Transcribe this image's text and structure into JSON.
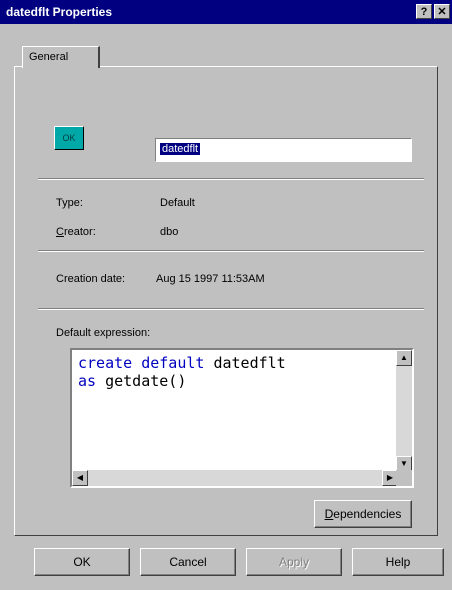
{
  "window": {
    "title": "datedflt Properties",
    "help_glyph": "?",
    "close_glyph": "✕"
  },
  "tabs": [
    {
      "label": "General"
    }
  ],
  "general": {
    "icon_text": "OK",
    "name_value": "datedflt",
    "type_label": "Type:",
    "type_value": "Default",
    "creator_label_first": "C",
    "creator_label_rest": "reator:",
    "creator_value": "dbo",
    "creation_date_label": "Creation date:",
    "creation_date_value": "Aug 15 1997 11:53AM",
    "expression_label": "Default expression:",
    "expression": {
      "line1_kw": "create default",
      "line1_rest": " datedflt",
      "line2_kw": "as",
      "line2_rest": " getdate()"
    },
    "dependencies_first": "D",
    "dependencies_rest": "ependencies"
  },
  "buttons": {
    "ok": "OK",
    "cancel": "Cancel",
    "apply": "Apply",
    "help": "Help"
  }
}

> [Problem to work on] A faithful copy of the records above is needed, with the pictures left out.

> [Exercise output]
Transcribe this image's text and structure into JSON.
{
  "window": {
    "title": "datedflt Properties",
    "help_glyph": "?",
    "close_glyph": "✕"
  },
  "tabs": [
    {
      "label": "General"
    }
  ],
  "general": {
    "icon_text": "OK",
    "name_value": "datedflt",
    "type_label": "Type:",
    "type_value": "Default",
    "creator_label_first": "C",
    "creator_label_rest": "reator:",
    "creator_value": "dbo",
    "creation_date_label": "Creation date:",
    "creation_date_value": "Aug 15 1997 11:53AM",
    "expression_label": "Default expression:",
    "expression": {
      "line1_kw": "create default",
      "line1_rest": " datedflt",
      "line2_kw": "as",
      "line2_rest": " getdate()"
    },
    "dependencies_first": "D",
    "dependencies_rest": "ependencies"
  },
  "buttons": {
    "ok": "OK",
    "cancel": "Cancel",
    "apply": "Apply",
    "help": "Help"
  }
}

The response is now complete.